Pictures aside, quote the whole listing exactly.

*** TASK MATERIAL

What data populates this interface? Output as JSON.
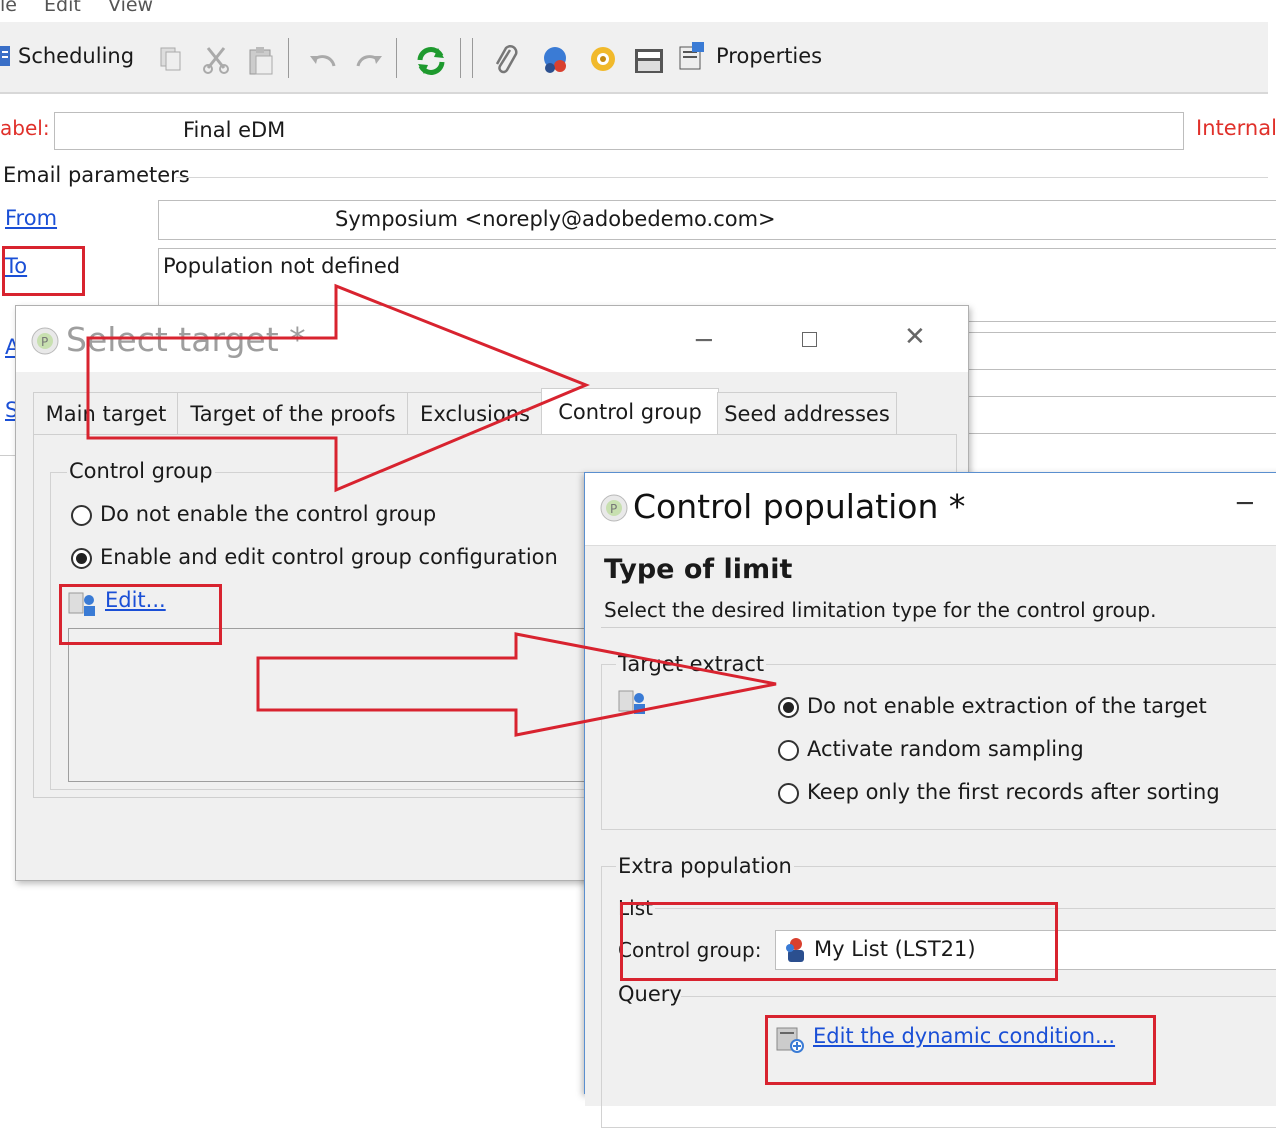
{
  "menu": {
    "file": "le",
    "edit": "Edit",
    "view": "View"
  },
  "toolbar": {
    "scheduling": "Scheduling",
    "properties": "Properties"
  },
  "form": {
    "label_caption": "abel:",
    "label_value": "Final eDM",
    "internal_caption": "Internal",
    "email_parameters": "Email parameters",
    "from_link": "From",
    "from_value": "Symposium <noreply@adobedemo.com>",
    "to_link": "To",
    "to_value": "Population not defined",
    "a_link": "A",
    "s_link": "S"
  },
  "select_target": {
    "title": "Select target *",
    "tabs": [
      "Main target",
      "Target of the proofs",
      "Exclusions",
      "Control group",
      "Seed addresses"
    ],
    "group_title": "Control group",
    "option_disable": "Do not enable the control group",
    "option_enable": "Enable and edit control group configuration",
    "edit_link": "Edit..."
  },
  "control_population": {
    "title": "Control population *",
    "heading": "Type of limit",
    "subheading": "Select the desired limitation type for the control group.",
    "target_extract": "Target extract",
    "opt_no_extract": "Do not enable extraction of the target",
    "opt_random": "Activate random sampling",
    "opt_first": "Keep only the first records after sorting",
    "extra_population": "Extra population",
    "list_label": "List",
    "control_group_label": "Control group:",
    "control_group_value": "My List (LST21)",
    "query_label": "Query",
    "edit_condition_link": "Edit the dynamic condition..."
  },
  "colors": {
    "annotation_red": "#d8232f",
    "link_blue": "#1a4fd6",
    "internal_red": "#e0302a"
  }
}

******

THE OUTPUT:
What data populates this interface? Output as JSON.
{
  "menu": {
    "file": "le",
    "edit": "Edit",
    "view": "View"
  },
  "toolbar": {
    "scheduling": "Scheduling",
    "properties": "Properties"
  },
  "form": {
    "label_caption": "abel:",
    "label_value": "Final eDM",
    "internal_caption": "Internal",
    "email_parameters": "Email parameters",
    "from_link": "From",
    "from_value": "Symposium <noreply@adobedemo.com>",
    "to_link": "To",
    "to_value": "Population not defined",
    "a_link": "A",
    "s_link": "S"
  },
  "select_target": {
    "title": "Select target *",
    "tabs": [
      "Main target",
      "Target of the proofs",
      "Exclusions",
      "Control group",
      "Seed addresses"
    ],
    "group_title": "Control group",
    "option_disable": "Do not enable the control group",
    "option_enable": "Enable and edit control group configuration",
    "edit_link": "Edit..."
  },
  "control_population": {
    "title": "Control population *",
    "heading": "Type of limit",
    "subheading": "Select the desired limitation type for the control group.",
    "target_extract": "Target extract",
    "opt_no_extract": "Do not enable extraction of the target",
    "opt_random": "Activate random sampling",
    "opt_first": "Keep only the first records after sorting",
    "extra_population": "Extra population",
    "list_label": "List",
    "control_group_label": "Control group:",
    "control_group_value": "My List (LST21)",
    "query_label": "Query",
    "edit_condition_link": "Edit the dynamic condition..."
  },
  "colors": {
    "annotation_red": "#d8232f",
    "link_blue": "#1a4fd6",
    "internal_red": "#e0302a"
  }
}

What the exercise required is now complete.